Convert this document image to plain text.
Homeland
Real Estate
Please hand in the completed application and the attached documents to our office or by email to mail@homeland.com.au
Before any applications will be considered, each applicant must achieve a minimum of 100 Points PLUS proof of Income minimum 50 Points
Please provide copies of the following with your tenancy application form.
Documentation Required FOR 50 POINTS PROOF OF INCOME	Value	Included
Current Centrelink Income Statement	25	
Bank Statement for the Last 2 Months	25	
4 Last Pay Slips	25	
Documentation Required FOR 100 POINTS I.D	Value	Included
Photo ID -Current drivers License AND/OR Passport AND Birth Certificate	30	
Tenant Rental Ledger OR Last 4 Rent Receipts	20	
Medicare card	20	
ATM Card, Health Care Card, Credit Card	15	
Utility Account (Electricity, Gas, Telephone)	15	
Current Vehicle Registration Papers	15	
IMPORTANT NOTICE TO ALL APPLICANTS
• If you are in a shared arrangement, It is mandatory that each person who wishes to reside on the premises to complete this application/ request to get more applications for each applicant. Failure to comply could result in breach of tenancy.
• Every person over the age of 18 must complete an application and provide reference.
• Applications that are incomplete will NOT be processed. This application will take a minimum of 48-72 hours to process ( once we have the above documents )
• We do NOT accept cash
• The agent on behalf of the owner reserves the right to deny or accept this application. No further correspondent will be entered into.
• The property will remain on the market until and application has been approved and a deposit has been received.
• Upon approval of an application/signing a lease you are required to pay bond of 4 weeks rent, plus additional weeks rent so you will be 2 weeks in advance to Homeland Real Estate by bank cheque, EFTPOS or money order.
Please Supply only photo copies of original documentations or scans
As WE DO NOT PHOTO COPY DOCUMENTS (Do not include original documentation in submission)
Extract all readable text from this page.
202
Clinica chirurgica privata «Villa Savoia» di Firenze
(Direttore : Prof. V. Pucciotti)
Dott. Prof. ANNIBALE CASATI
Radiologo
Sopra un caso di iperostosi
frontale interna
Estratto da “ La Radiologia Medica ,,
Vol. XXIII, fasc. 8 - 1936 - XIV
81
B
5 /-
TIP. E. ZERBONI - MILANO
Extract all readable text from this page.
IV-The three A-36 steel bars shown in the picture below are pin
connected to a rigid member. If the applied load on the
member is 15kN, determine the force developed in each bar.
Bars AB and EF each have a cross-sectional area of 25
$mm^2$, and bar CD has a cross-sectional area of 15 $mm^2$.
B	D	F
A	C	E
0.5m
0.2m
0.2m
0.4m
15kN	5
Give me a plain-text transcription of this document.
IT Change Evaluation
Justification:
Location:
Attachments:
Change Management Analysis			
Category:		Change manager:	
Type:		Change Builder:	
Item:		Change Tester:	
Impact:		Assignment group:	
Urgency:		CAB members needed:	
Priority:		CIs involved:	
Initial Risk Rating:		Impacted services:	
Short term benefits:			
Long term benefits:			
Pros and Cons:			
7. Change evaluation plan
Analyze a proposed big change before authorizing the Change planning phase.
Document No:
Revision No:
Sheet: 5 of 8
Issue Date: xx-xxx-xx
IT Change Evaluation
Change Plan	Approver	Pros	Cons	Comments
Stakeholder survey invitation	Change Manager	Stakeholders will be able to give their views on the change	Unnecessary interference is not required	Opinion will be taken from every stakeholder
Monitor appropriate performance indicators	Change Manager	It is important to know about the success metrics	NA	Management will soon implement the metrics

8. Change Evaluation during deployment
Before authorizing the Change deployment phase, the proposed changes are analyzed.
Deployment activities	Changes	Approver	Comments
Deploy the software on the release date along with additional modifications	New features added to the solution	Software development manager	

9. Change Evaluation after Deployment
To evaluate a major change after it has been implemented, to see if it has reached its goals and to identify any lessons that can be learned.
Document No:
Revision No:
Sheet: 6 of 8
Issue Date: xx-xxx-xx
++++++++++
# [Aim of the task]
Work out how many lines in the records above contain the word "Last", and give only that number.

# [Complete answer]
3